━━ INPUT RECORDS ━━

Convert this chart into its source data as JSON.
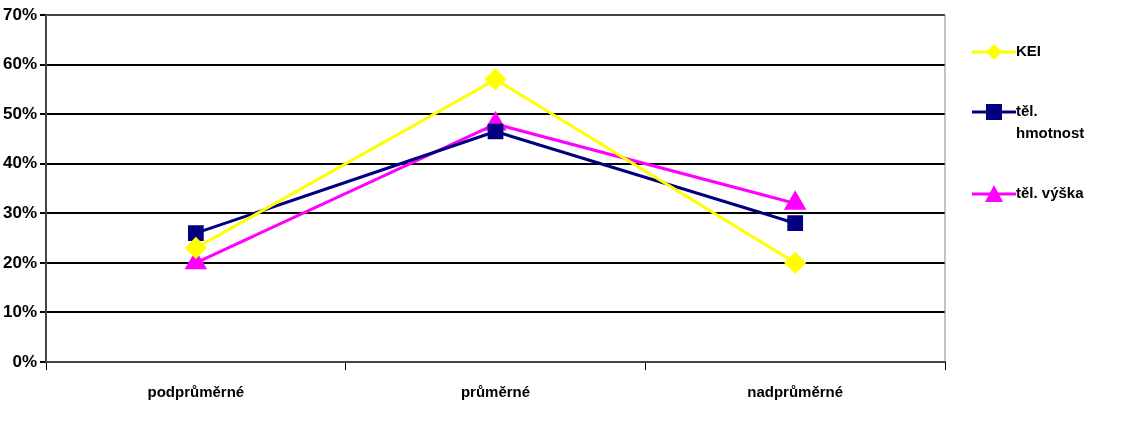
{
  "chart_data": {
    "type": "line",
    "categories": [
      "podprůměrné",
      "průměrné",
      "nadprůměrné"
    ],
    "series": [
      {
        "name": "KEI",
        "color": "#ffff00",
        "values": [
          23,
          57,
          20
        ],
        "marker": "diamond"
      },
      {
        "name": "těl. hmotnost",
        "color": "#000080",
        "values": [
          26,
          46.5,
          28
        ],
        "marker": "square"
      },
      {
        "name": "těl. výška",
        "color": "#ff00ff",
        "values": [
          20,
          48,
          32
        ],
        "marker": "triangle"
      }
    ],
    "ylim": [
      0,
      70
    ],
    "yticks": [
      {
        "value": 0,
        "label": "0%"
      },
      {
        "value": 10,
        "label": "10%"
      },
      {
        "value": 20,
        "label": "20%"
      },
      {
        "value": 30,
        "label": "30%"
      },
      {
        "value": 40,
        "label": "40%"
      },
      {
        "value": 50,
        "label": "50%"
      },
      {
        "value": 60,
        "label": "60%"
      },
      {
        "value": 70,
        "label": "70%"
      }
    ],
    "grid": "y",
    "legend": "right",
    "line_style": "solid"
  }
}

━━━

▸ WORK TO COMPLETE
Copy out every line of the data that includes "label".

▸ FULL OUTPUT
        "label": "0%"
        "label": "10%"
        "label": "20%"
        "label": "30%"
        "label": "40%"
        "label": "50%"
        "label": "60%"
        "label": "70%"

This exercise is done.